## [Problem description]
Search the material for the word "facta" and copy each line that holds it.

## [Record list]
:::

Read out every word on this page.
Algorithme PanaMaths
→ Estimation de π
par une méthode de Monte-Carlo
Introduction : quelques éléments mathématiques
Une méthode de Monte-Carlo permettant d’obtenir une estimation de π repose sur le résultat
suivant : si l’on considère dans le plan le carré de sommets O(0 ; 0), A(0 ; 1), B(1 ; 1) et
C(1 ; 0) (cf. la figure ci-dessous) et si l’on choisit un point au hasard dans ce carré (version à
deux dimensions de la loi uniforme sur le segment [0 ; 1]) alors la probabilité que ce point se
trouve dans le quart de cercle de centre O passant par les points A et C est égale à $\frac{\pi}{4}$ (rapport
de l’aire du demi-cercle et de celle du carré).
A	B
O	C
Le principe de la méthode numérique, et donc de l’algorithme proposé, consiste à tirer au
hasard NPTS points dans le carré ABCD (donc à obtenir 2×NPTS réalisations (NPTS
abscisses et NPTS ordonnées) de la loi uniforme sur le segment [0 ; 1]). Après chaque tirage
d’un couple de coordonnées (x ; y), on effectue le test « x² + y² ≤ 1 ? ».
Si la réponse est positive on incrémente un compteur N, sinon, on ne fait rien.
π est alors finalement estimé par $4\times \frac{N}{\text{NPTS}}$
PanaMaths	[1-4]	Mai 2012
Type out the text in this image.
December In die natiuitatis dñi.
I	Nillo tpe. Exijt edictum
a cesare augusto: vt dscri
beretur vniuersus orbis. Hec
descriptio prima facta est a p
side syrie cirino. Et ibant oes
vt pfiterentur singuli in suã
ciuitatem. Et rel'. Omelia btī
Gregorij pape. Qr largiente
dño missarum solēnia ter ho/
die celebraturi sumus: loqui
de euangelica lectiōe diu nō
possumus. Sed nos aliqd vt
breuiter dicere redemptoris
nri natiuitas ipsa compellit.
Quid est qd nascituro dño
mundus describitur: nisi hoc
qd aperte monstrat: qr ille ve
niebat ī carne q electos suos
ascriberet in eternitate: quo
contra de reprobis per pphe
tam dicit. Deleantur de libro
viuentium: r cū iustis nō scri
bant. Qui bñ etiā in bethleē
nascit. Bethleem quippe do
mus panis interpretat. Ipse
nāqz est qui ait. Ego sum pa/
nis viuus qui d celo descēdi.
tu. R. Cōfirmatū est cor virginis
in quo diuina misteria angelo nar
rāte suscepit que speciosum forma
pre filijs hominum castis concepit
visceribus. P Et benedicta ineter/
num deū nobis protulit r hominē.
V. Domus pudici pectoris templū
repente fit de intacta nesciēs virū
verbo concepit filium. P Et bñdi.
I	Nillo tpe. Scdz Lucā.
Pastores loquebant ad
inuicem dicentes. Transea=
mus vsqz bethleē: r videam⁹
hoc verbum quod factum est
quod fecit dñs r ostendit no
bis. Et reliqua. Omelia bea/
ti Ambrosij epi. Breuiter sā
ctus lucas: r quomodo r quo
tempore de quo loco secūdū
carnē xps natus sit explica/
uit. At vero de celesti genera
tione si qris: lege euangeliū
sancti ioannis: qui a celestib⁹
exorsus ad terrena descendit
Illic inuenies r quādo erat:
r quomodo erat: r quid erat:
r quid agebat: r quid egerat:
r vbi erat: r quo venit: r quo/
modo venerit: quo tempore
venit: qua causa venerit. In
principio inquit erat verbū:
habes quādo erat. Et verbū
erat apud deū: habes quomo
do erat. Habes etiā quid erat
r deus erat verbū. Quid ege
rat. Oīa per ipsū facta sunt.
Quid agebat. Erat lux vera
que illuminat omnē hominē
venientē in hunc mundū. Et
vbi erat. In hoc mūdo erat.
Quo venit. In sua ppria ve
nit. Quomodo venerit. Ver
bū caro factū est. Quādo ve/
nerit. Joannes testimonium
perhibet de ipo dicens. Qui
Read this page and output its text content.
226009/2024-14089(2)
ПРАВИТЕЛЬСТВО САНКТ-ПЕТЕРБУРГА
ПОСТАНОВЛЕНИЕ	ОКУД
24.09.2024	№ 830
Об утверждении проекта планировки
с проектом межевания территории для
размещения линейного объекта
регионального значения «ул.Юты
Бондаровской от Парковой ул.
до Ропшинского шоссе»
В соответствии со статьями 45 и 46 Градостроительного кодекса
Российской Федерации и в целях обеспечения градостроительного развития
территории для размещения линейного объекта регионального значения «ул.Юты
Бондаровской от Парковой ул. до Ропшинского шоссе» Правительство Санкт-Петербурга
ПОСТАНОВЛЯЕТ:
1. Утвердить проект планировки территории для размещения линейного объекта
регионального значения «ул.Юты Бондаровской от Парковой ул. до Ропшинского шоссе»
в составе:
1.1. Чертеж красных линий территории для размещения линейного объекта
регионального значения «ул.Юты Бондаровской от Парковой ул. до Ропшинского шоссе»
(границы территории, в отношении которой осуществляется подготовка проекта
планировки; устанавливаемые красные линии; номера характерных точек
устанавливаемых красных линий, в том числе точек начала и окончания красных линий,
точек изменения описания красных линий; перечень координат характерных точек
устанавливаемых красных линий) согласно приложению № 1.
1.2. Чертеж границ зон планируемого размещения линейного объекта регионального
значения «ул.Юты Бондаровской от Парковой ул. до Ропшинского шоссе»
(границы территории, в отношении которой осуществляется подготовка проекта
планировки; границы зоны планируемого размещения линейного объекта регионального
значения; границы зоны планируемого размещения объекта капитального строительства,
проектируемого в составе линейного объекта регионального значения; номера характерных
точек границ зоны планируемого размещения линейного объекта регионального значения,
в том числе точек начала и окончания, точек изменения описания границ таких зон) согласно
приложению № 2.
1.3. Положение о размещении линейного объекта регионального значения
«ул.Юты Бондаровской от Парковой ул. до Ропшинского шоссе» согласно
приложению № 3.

:::

## [Answer to the exercise]
descriptio prima facta est a p
rat. Oīa per ipsū facta sunt.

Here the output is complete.